## Stored records

+ + + +

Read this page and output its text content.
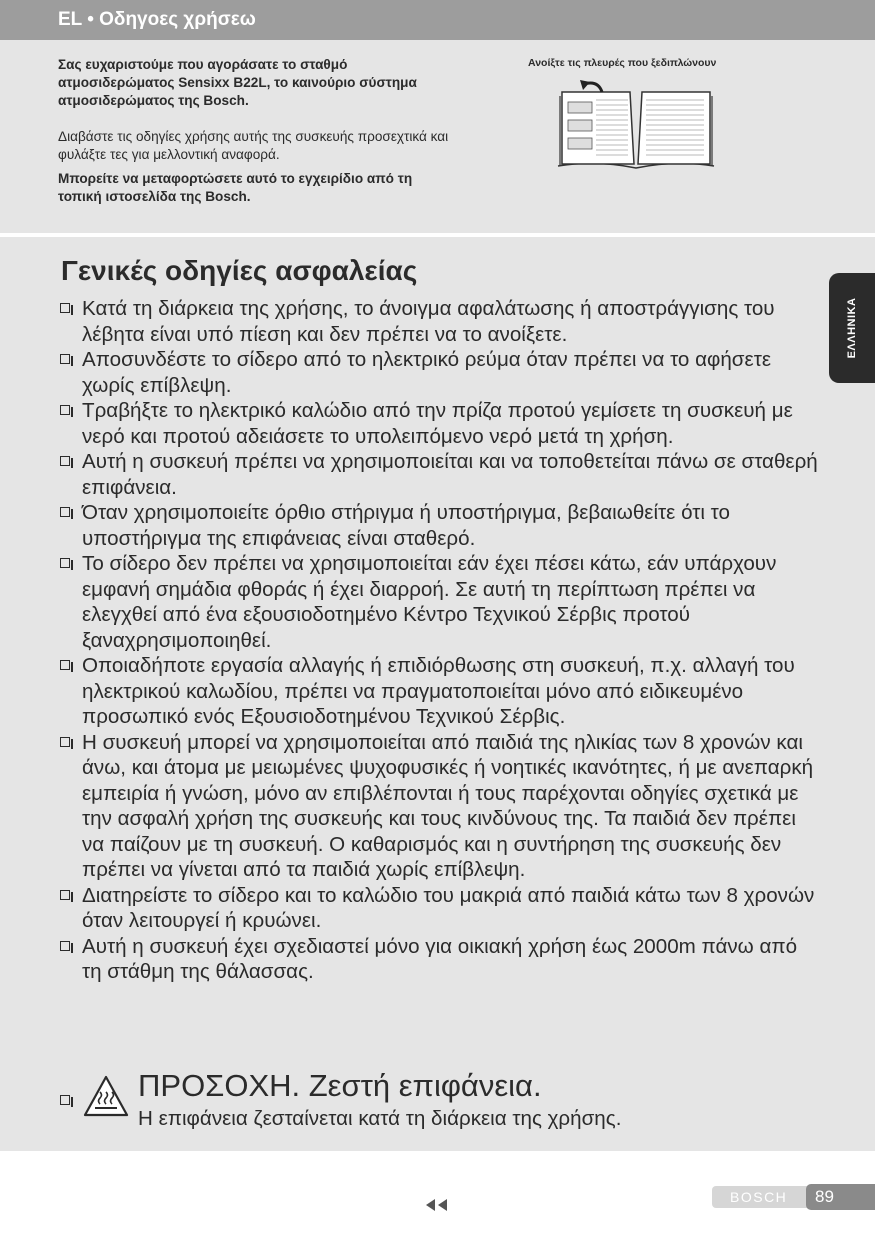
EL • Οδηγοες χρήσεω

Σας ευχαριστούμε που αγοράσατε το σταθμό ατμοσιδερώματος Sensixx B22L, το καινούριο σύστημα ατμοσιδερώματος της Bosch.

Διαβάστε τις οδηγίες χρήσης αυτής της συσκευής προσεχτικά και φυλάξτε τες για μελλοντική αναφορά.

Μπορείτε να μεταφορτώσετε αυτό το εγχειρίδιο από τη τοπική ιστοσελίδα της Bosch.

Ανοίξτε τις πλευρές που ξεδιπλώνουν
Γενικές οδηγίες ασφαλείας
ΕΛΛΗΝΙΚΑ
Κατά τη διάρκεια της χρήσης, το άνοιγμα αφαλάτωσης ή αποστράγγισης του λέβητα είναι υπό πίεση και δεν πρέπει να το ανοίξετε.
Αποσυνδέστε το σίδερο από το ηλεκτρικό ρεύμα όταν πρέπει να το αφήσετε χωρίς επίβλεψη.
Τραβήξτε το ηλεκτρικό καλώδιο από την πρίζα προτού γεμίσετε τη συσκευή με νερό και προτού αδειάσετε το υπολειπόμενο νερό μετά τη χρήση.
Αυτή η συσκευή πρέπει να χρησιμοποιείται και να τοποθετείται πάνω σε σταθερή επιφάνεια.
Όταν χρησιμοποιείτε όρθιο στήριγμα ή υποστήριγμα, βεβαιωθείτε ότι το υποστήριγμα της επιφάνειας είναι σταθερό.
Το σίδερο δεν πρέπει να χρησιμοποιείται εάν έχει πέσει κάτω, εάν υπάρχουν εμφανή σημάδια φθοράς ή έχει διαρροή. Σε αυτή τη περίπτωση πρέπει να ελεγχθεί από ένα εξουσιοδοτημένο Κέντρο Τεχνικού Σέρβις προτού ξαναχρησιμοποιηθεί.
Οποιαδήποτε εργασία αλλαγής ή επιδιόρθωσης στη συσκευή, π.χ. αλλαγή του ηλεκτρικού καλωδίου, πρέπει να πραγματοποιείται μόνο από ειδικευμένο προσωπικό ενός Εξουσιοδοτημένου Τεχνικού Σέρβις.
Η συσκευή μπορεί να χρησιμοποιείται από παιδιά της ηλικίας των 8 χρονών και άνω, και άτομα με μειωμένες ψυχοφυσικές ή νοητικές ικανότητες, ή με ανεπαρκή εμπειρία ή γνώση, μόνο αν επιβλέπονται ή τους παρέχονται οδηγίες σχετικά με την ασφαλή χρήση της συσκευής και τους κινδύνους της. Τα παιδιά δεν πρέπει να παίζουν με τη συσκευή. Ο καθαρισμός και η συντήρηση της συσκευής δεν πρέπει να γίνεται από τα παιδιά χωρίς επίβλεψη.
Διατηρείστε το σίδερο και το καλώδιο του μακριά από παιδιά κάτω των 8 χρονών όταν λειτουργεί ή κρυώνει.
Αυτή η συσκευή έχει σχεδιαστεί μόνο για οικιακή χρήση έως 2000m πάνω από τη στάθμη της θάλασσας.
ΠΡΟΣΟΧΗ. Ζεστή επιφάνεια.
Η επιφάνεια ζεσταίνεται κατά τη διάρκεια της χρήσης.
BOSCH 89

+ + + +

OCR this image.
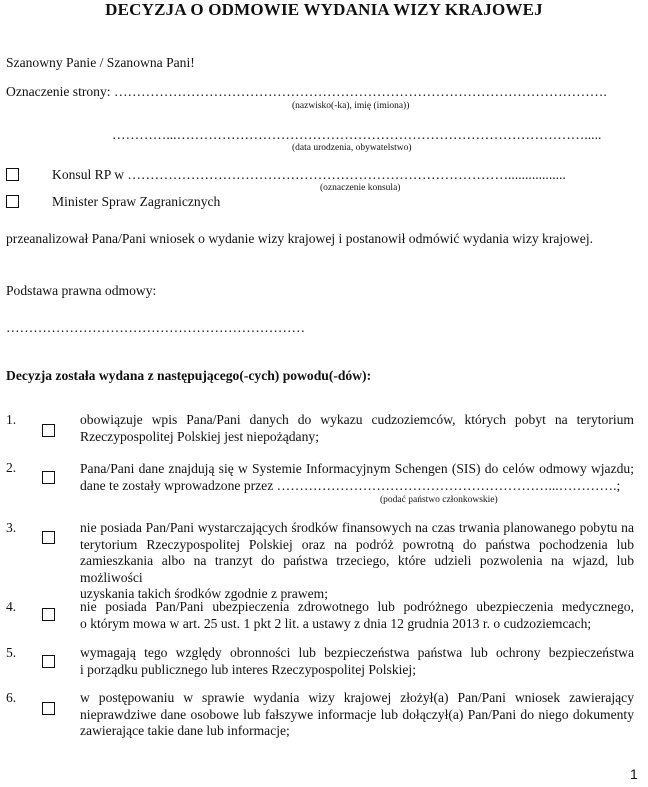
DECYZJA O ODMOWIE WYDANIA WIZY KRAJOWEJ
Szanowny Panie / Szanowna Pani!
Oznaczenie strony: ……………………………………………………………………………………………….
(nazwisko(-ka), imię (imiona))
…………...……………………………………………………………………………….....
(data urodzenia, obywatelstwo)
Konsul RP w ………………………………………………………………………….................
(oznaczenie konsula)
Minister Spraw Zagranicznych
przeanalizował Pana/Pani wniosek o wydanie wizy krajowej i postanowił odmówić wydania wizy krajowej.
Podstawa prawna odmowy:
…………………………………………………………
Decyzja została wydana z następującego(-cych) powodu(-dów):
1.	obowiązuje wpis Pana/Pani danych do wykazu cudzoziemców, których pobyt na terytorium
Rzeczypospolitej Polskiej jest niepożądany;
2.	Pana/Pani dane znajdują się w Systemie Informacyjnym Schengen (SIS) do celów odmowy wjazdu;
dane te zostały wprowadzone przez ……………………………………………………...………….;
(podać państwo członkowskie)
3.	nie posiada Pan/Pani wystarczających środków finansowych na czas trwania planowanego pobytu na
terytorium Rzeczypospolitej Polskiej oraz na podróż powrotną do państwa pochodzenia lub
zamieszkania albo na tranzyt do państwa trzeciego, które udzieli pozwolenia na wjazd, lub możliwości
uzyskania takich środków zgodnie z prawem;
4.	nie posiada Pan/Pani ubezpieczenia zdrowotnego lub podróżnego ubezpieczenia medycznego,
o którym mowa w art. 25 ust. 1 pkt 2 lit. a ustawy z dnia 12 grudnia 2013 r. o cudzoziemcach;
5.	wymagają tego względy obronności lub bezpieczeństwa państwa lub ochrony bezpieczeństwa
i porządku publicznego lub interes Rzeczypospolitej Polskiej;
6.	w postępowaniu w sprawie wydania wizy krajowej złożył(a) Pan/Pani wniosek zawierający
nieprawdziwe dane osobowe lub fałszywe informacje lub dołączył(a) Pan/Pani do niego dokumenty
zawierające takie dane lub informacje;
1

+ + + +

## EXERCISE AIM
Identify lines with the string "Pana". Copy each one.

## FINAL RESULT
przeanalizował Pana/Pani wniosek o wydanie wizy krajowej i postanowił odmówić wydania wizy krajowej.
1.	obowiązuje wpis Pana/Pani danych do wykazu cudzoziemców, których pobyt na terytorium
2.	Pana/Pani dane znajdują się w Systemie Informacyjnym Schengen (SIS) do celów odmowy wjazdu;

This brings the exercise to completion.